Using the listing beneath this task, count the lines with the word "else" and write only the result.

##### MATERIAL FOR THIS TASK

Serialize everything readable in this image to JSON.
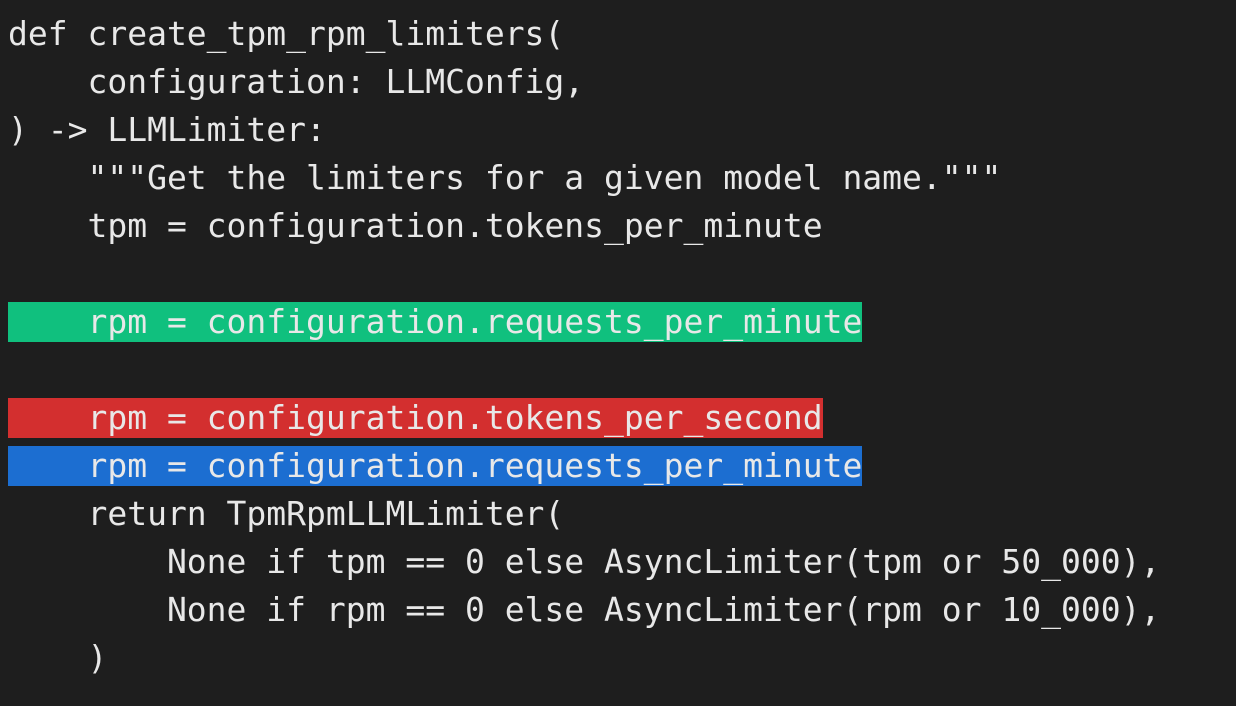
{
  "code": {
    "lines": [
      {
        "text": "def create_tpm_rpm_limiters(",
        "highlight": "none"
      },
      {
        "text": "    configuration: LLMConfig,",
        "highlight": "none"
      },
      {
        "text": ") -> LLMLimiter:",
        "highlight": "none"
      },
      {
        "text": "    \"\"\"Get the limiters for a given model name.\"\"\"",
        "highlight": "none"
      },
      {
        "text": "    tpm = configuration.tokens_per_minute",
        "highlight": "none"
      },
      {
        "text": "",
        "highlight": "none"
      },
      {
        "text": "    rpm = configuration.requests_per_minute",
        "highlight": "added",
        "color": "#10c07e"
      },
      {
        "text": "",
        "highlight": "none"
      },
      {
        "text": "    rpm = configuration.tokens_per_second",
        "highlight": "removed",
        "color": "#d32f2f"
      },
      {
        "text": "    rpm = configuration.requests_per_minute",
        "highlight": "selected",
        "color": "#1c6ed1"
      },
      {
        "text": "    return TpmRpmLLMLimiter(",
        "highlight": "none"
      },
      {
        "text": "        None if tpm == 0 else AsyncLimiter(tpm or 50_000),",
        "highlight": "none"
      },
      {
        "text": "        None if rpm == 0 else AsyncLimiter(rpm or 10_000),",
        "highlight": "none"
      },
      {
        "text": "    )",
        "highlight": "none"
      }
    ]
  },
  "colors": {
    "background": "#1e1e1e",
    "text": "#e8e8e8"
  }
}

##########
##### MATERIAL FOR THIS TASK

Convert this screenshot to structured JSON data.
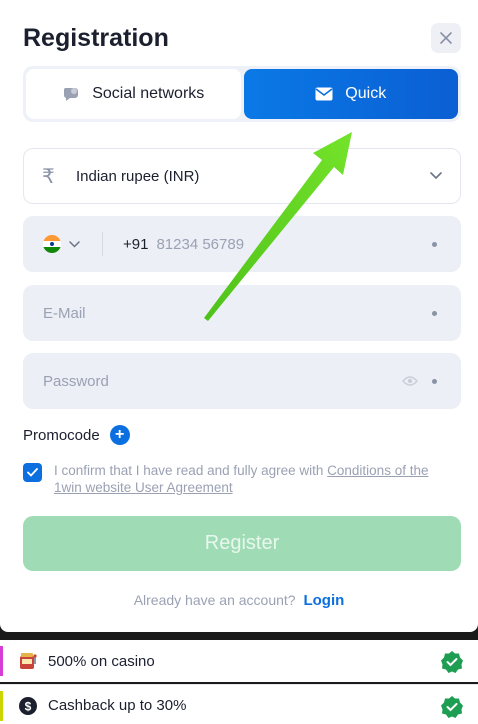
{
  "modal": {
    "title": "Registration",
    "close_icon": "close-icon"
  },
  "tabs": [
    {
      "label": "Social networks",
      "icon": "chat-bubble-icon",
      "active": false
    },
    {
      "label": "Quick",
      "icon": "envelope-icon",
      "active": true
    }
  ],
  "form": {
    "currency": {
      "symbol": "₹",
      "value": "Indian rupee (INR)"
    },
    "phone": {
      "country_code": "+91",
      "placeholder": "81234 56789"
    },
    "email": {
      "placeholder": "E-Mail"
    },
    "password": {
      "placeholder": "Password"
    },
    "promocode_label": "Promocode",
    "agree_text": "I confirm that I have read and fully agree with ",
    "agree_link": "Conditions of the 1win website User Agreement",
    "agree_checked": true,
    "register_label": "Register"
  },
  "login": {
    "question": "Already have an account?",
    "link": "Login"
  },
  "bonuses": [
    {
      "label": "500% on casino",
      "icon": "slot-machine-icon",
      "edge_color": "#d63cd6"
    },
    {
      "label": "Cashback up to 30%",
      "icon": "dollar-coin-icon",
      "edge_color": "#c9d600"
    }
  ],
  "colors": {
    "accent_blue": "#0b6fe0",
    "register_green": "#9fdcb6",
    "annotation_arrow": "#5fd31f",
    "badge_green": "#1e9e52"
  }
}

##########
##### MATERIAL FOR THIS TASK

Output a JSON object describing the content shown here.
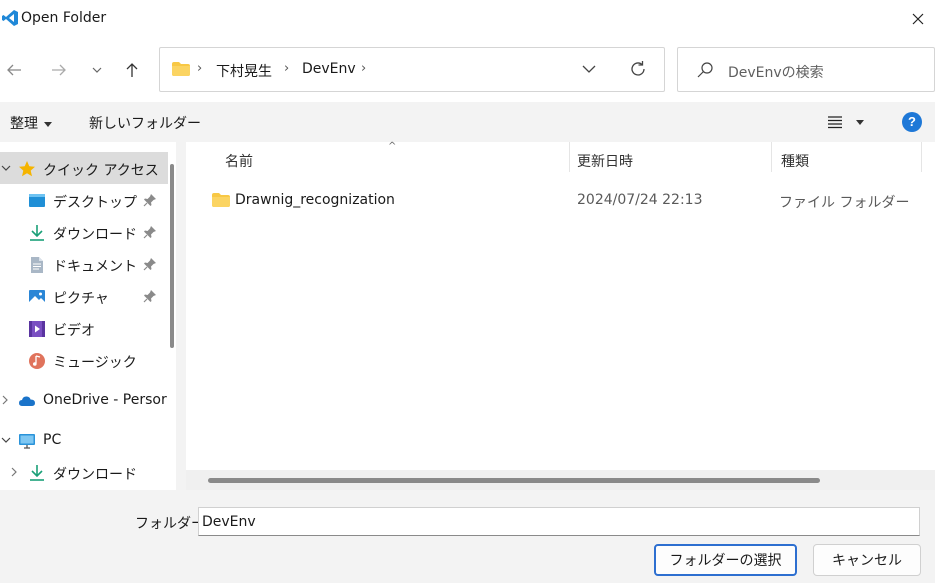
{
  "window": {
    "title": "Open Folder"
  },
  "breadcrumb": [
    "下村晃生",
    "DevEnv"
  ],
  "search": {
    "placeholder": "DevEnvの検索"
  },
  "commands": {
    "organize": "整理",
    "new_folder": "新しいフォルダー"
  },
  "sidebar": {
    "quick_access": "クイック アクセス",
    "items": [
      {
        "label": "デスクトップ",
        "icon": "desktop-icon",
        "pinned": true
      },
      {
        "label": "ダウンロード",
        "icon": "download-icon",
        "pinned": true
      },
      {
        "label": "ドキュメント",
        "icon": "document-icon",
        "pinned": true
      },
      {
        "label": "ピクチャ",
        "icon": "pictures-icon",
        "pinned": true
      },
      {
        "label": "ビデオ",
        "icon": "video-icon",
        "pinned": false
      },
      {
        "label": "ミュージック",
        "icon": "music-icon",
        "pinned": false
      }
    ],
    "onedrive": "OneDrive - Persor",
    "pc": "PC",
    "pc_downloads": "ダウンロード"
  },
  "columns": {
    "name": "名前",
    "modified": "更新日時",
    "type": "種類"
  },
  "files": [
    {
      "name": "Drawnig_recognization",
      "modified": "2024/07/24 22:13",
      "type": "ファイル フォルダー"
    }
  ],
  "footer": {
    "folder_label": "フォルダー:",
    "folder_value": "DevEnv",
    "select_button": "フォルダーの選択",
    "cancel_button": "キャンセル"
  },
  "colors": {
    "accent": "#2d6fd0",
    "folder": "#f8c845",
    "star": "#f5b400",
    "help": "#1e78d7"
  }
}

##########

WORKED SOLUTION:
2